* REQUIREMENT
List each line of the data that holds the string "estimate", please.

* DATASET RECORDS
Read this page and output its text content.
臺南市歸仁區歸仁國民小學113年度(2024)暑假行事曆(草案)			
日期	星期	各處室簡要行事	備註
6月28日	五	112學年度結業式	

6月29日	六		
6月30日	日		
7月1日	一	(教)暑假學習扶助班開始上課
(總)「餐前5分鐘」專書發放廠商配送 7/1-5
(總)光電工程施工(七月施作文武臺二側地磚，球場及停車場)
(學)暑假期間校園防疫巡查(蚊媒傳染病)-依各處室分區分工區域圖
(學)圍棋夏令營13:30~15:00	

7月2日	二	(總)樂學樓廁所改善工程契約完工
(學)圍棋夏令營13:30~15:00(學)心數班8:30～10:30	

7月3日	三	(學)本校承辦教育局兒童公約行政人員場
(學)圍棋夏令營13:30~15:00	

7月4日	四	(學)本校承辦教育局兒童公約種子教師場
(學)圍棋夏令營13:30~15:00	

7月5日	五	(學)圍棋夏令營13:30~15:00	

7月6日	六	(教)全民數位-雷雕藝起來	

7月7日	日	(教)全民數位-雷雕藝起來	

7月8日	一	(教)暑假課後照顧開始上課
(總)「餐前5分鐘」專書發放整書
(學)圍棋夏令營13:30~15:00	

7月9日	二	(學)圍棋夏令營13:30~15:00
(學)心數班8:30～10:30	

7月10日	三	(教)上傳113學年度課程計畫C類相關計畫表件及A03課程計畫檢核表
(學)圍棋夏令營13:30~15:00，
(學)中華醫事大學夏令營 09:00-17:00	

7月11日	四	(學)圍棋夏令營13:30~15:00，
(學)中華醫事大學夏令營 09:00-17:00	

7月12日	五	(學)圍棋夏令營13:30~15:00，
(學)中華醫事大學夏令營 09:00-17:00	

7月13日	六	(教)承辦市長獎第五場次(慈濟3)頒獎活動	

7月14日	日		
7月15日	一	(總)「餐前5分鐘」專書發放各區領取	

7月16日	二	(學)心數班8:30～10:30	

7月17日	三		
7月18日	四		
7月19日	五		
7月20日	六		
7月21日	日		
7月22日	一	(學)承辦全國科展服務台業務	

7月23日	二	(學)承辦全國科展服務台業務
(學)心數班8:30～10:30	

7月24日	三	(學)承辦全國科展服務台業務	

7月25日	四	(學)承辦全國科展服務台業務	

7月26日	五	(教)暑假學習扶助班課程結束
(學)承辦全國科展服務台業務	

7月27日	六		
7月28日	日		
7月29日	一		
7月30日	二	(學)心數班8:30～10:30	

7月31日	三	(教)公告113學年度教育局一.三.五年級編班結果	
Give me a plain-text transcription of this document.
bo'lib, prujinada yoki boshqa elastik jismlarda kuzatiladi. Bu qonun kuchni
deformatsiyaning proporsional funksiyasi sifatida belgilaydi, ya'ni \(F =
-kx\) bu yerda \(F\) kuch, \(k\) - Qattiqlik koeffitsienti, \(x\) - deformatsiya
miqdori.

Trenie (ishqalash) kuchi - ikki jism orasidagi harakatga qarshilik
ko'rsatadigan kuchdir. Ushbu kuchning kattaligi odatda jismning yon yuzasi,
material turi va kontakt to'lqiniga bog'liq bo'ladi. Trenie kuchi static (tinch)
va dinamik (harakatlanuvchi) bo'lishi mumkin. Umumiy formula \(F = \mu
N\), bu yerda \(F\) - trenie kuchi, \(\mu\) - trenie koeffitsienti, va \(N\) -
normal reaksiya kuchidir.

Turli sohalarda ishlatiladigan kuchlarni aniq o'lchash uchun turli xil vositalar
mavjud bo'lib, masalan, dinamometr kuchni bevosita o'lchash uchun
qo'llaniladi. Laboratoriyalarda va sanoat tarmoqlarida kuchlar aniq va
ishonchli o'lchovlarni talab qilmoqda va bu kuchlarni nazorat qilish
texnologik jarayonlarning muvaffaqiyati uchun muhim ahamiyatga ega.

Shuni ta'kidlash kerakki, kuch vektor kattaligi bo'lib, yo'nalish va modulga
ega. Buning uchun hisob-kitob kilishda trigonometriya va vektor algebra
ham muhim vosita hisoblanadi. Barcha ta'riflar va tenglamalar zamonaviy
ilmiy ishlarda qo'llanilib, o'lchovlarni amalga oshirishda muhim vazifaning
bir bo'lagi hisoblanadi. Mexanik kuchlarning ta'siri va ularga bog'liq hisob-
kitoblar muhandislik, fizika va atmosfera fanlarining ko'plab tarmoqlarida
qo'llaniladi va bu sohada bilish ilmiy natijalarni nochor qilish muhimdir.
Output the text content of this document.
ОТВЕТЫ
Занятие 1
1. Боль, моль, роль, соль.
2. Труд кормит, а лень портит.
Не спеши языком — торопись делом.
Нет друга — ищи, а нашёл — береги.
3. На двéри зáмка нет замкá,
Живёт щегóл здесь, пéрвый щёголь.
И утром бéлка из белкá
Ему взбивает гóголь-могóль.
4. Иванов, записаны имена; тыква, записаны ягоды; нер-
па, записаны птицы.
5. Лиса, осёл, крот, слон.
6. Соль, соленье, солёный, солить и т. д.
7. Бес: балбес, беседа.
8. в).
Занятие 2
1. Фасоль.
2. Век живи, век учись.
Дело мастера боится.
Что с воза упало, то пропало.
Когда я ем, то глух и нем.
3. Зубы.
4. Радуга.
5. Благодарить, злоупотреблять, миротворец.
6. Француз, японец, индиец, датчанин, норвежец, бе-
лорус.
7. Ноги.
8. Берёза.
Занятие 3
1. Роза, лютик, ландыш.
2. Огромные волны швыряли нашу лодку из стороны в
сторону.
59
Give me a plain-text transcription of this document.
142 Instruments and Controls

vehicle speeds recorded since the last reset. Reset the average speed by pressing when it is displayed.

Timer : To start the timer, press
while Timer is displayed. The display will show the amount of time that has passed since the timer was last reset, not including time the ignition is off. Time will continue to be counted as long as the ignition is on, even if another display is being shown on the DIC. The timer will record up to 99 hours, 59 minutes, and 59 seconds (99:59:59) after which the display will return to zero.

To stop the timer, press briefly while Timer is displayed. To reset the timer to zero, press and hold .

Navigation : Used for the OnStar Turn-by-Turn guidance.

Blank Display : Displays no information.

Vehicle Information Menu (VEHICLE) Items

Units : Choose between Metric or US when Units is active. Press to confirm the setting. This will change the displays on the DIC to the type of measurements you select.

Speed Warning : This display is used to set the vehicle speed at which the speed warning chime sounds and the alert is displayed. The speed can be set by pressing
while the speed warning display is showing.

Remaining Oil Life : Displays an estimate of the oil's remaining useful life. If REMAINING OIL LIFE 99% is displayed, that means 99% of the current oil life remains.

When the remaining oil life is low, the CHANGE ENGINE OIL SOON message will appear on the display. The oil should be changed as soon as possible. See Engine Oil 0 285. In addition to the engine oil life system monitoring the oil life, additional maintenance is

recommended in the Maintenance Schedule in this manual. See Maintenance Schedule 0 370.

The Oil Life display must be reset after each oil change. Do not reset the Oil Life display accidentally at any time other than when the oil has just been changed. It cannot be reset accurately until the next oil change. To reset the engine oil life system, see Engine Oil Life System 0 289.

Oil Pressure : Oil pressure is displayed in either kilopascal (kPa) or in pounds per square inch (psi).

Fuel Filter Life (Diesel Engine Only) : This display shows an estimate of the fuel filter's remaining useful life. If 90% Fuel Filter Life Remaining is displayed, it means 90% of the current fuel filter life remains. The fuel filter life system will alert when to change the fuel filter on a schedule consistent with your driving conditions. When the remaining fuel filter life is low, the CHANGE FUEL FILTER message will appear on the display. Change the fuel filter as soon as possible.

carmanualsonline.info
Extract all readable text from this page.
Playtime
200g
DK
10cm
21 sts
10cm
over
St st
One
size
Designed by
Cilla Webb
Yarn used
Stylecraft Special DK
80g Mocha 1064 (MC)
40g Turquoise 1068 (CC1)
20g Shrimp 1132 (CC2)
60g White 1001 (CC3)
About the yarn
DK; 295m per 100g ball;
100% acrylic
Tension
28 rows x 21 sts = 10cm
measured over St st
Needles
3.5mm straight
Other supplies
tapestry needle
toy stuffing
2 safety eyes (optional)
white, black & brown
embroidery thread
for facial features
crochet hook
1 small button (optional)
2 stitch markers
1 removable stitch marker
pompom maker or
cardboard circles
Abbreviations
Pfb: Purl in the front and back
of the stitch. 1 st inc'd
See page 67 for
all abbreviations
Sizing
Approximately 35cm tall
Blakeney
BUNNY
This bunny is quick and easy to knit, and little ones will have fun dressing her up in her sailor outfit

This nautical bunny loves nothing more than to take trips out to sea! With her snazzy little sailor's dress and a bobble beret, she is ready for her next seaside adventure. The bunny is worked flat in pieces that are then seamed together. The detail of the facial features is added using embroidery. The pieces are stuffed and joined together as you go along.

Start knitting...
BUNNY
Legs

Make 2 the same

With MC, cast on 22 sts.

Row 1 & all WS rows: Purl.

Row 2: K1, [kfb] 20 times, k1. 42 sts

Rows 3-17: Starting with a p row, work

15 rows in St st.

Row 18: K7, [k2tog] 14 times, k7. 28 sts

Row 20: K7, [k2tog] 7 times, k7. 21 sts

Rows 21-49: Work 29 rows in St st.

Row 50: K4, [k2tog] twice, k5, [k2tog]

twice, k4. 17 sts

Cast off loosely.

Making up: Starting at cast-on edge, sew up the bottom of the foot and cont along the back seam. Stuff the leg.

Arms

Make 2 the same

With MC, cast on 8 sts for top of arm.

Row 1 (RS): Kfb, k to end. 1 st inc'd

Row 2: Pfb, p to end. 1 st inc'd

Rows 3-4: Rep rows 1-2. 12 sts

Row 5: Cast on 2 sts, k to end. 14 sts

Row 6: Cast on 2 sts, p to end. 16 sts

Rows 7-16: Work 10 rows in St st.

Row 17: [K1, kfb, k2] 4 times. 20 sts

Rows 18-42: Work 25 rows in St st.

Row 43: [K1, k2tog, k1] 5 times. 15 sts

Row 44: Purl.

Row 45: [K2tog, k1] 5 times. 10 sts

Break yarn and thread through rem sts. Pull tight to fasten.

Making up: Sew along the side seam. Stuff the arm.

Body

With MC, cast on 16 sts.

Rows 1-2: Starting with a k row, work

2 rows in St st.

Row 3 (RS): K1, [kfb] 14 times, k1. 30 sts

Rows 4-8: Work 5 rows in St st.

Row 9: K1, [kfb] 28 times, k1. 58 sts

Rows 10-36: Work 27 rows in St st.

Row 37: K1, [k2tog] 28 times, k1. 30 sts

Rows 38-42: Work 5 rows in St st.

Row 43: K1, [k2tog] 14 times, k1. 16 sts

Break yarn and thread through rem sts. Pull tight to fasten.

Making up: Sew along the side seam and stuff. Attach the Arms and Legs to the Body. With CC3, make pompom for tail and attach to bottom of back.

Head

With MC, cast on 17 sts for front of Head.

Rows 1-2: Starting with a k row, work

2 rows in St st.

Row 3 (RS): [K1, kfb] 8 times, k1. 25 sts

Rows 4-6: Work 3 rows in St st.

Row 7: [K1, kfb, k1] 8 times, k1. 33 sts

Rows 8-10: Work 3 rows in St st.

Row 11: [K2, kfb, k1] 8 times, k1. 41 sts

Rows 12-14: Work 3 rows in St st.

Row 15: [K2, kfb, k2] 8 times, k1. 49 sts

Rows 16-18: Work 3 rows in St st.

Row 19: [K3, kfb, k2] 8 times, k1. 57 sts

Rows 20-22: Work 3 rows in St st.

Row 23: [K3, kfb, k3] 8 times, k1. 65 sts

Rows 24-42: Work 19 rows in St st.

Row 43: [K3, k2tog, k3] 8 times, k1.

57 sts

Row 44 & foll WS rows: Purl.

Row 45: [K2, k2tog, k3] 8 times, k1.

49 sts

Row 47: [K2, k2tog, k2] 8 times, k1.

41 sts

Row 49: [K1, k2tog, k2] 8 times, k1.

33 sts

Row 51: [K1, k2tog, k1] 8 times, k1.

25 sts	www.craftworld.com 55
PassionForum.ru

* THE REPLY
Remaining Oil Life : Displays an estimate of the oil's remaining useful life. If REMAINING OIL LIFE 99% is displayed, that means 99% of the current oil life remains.
Fuel Filter Life (Diesel Engine Only) : This display shows an estimate of the fuel filter's remaining useful life. If 90% Fuel Filter Life Remaining is displayed, it means 90% of the current fuel filter life remains. The fuel filter life system will alert when to change the fuel filter on a schedule consistent with your driving conditions. When the remaining fuel filter life is low, the CHANGE FUEL FILTER message will appear on the display. Change the fuel filter as soon as possible.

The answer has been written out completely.